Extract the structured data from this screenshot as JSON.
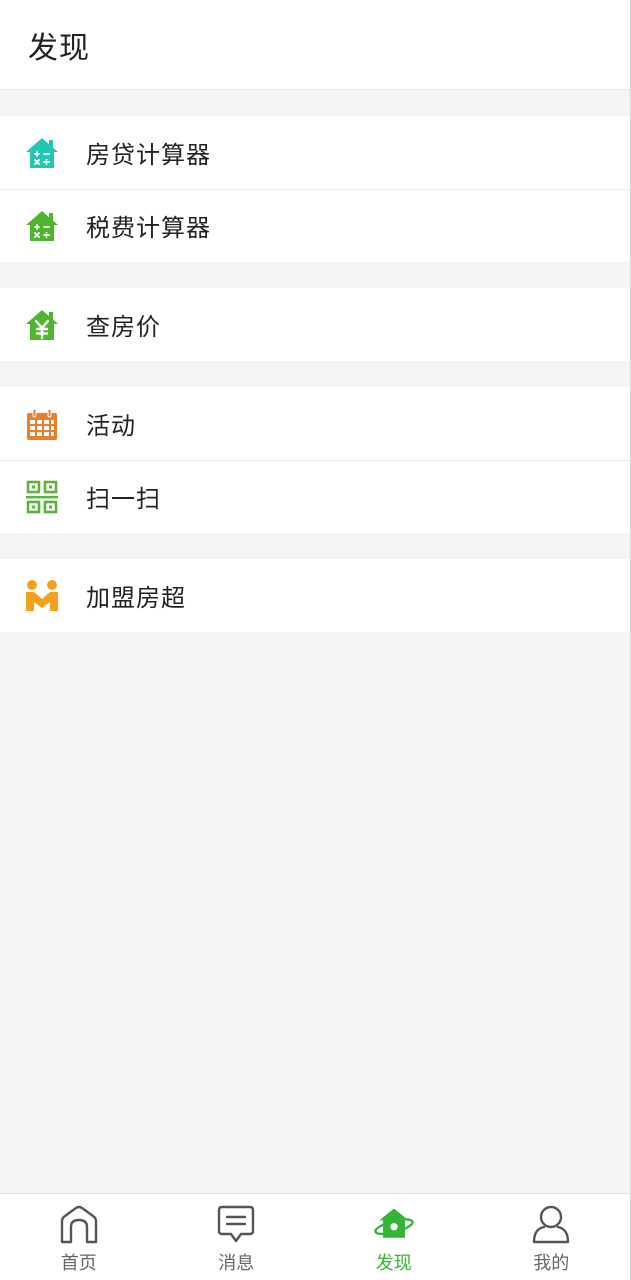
{
  "header": {
    "title": "发现"
  },
  "groups": [
    {
      "items": [
        {
          "label": "房贷计算器",
          "icon": "house-calculator-icon",
          "color": "#22c6b3"
        },
        {
          "label": "税费计算器",
          "icon": "house-calculator-icon",
          "color": "#4fb52f"
        }
      ]
    },
    {
      "items": [
        {
          "label": "查房价",
          "icon": "house-yuan-icon",
          "color": "#4fb52f"
        }
      ]
    },
    {
      "items": [
        {
          "label": "活动",
          "icon": "calendar-icon",
          "color": "#ec7d2a"
        },
        {
          "label": "扫一扫",
          "icon": "qr-code-icon",
          "color": "#5cb33b"
        }
      ]
    },
    {
      "items": [
        {
          "label": "加盟房超",
          "icon": "partners-icon",
          "color": "#f5a01c"
        }
      ]
    }
  ],
  "tabbar": {
    "active_color": "#35b535",
    "tabs": [
      {
        "label": "首页",
        "icon": "home-icon",
        "active": false
      },
      {
        "label": "消息",
        "icon": "message-icon",
        "active": false
      },
      {
        "label": "发现",
        "icon": "discover-icon",
        "active": true
      },
      {
        "label": "我的",
        "icon": "user-icon",
        "active": false
      }
    ]
  }
}
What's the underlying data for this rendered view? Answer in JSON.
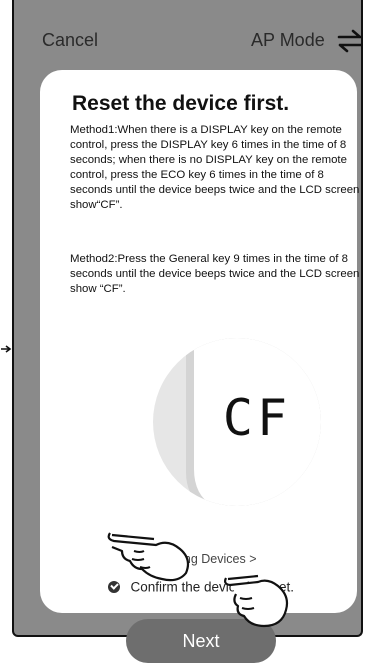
{
  "header": {
    "cancel_label": "Cancel",
    "mode_label": "AP Mode",
    "swap_icon": "swap-arrows-icon"
  },
  "card": {
    "title": "Reset the device first.",
    "method1": "Method1:When there is a DISPLAY key on the remote control, press the DISPLAY key 6 times in the time of 8 seconds; when there is no DISPLAY key on the remote control, press the ECO key 6 times in the time of 8 seconds until the device beeps twice and the LCD screen show“CF”.",
    "method2": "Method2:Press the General key 9 times in the time of 8 seconds until the device beeps twice and the LCD screen show “CF”.",
    "display_text": "CF",
    "resetting_link": "Resetting Devices >",
    "confirm_label": "Confirm the device is reset.",
    "next_label": "Next"
  },
  "colors": {
    "frame": "#8a8a8a",
    "card": "#ffffff",
    "button": "#6e6e6e"
  }
}
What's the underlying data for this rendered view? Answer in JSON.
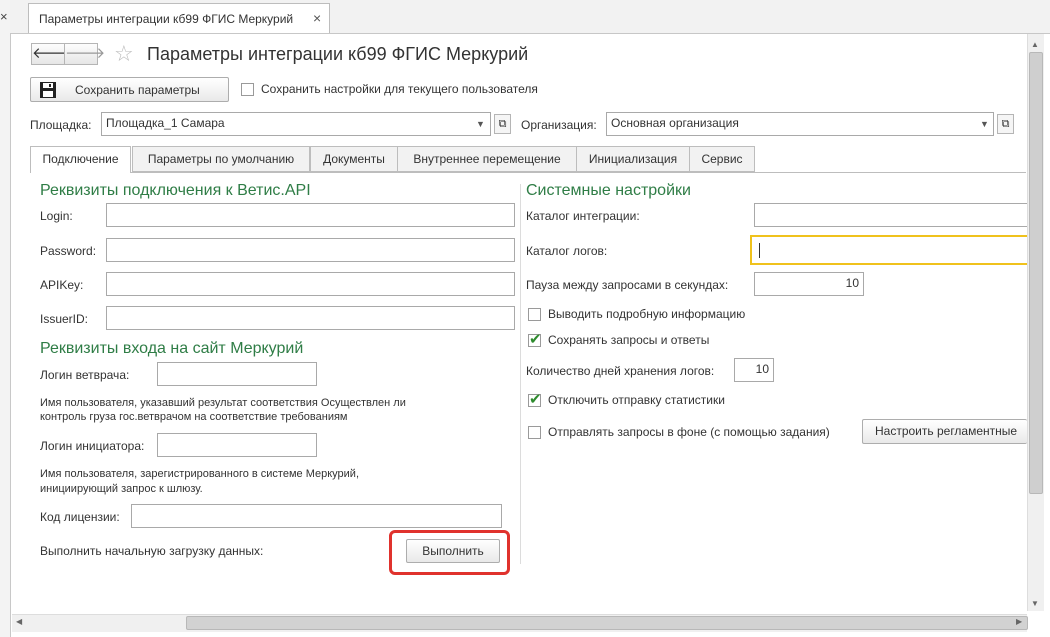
{
  "window_tab": {
    "title": "Параметры интеграции кб99 ФГИС Меркурий",
    "close": "×"
  },
  "parent_close": "×",
  "header": {
    "back": "🡐",
    "forward": "🡒",
    "title": "Параметры интеграции кб99 ФГИС Меркурий",
    "star": "☆"
  },
  "toolbar": {
    "save_label": "Сохранить параметры",
    "save_user_settings": "Сохранить настройки для текущего пользователя",
    "save_user_settings_checked": false
  },
  "site": {
    "label": "Площадка:",
    "value": "Площадка_1 Самара"
  },
  "organization": {
    "label": "Организация:",
    "value": "Основная организация"
  },
  "tabs": [
    {
      "label": "Подключение",
      "active": true
    },
    {
      "label": "Параметры по умолчанию",
      "active": false
    },
    {
      "label": "Документы",
      "active": false
    },
    {
      "label": "Внутреннее перемещение",
      "active": false
    },
    {
      "label": "Инициализация",
      "active": false
    },
    {
      "label": "Сервис",
      "active": false
    }
  ],
  "connection": {
    "title": "Реквизиты подключения к Ветис.API",
    "login": {
      "label": "Login:",
      "value": ""
    },
    "password": {
      "label": "Password:",
      "value": ""
    },
    "apikey": {
      "label": "APIKey:",
      "value": ""
    },
    "issuerid": {
      "label": "IssuerID:",
      "value": ""
    }
  },
  "mercury_login": {
    "title": "Реквизиты входа на сайт Меркурий",
    "vet_login": {
      "label": "Логин ветврача:",
      "value": ""
    },
    "vet_hint_1": "Имя пользователя, указавший результат соответствия Осуществлен ли",
    "vet_hint_2": "контроль груза гос.ветврачом на соответствие требованиям",
    "initiator_login": {
      "label": "Логин инициатора:",
      "value": ""
    },
    "init_hint_1": "Имя пользователя, зарегистрированного в системе Меркурий,",
    "init_hint_2": "инициирующий запрос к шлюзу."
  },
  "license": {
    "label": "Код лицензии:",
    "value": ""
  },
  "initial_load": {
    "label": "Выполнить начальную загрузку данных:",
    "button": "Выполнить"
  },
  "system": {
    "title": "Системные настройки",
    "integration_dir": {
      "label": "Каталог интеграции:",
      "value": ""
    },
    "log_dir": {
      "label": "Каталог логов:",
      "value": ""
    },
    "pause": {
      "label": "Пауза между запросами в секундах:",
      "value": "10"
    },
    "verbose": {
      "label": "Выводить подробную информацию",
      "checked": false
    },
    "save_requests": {
      "label": "Сохранять запросы и ответы",
      "checked": true
    },
    "log_days": {
      "label": "Количество дней хранения логов:",
      "value": "10"
    },
    "disable_stats": {
      "label": "Отключить отправку статистики",
      "checked": true
    },
    "background": {
      "label": "Отправлять запросы в фоне (с помощью задания)",
      "checked": false
    },
    "schedule_button": "Настроить регламентные"
  },
  "colors": {
    "section_title": "#2f7d46",
    "highlight": "#e0322d",
    "focus": "#f0c21c"
  }
}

**EXERCISE**
Go through the records and gather the lines that hold "пользователя".

**WRITTEN RESPONSE**
    "save_user_settings": "Сохранить настройки для текущего пользователя",
    "vet_hint_1": "Имя пользователя, указавший результат соответствия Осуществлен ли",
    "init_hint_1": "Имя пользователя, зарегистрированного в системе Меркурий,",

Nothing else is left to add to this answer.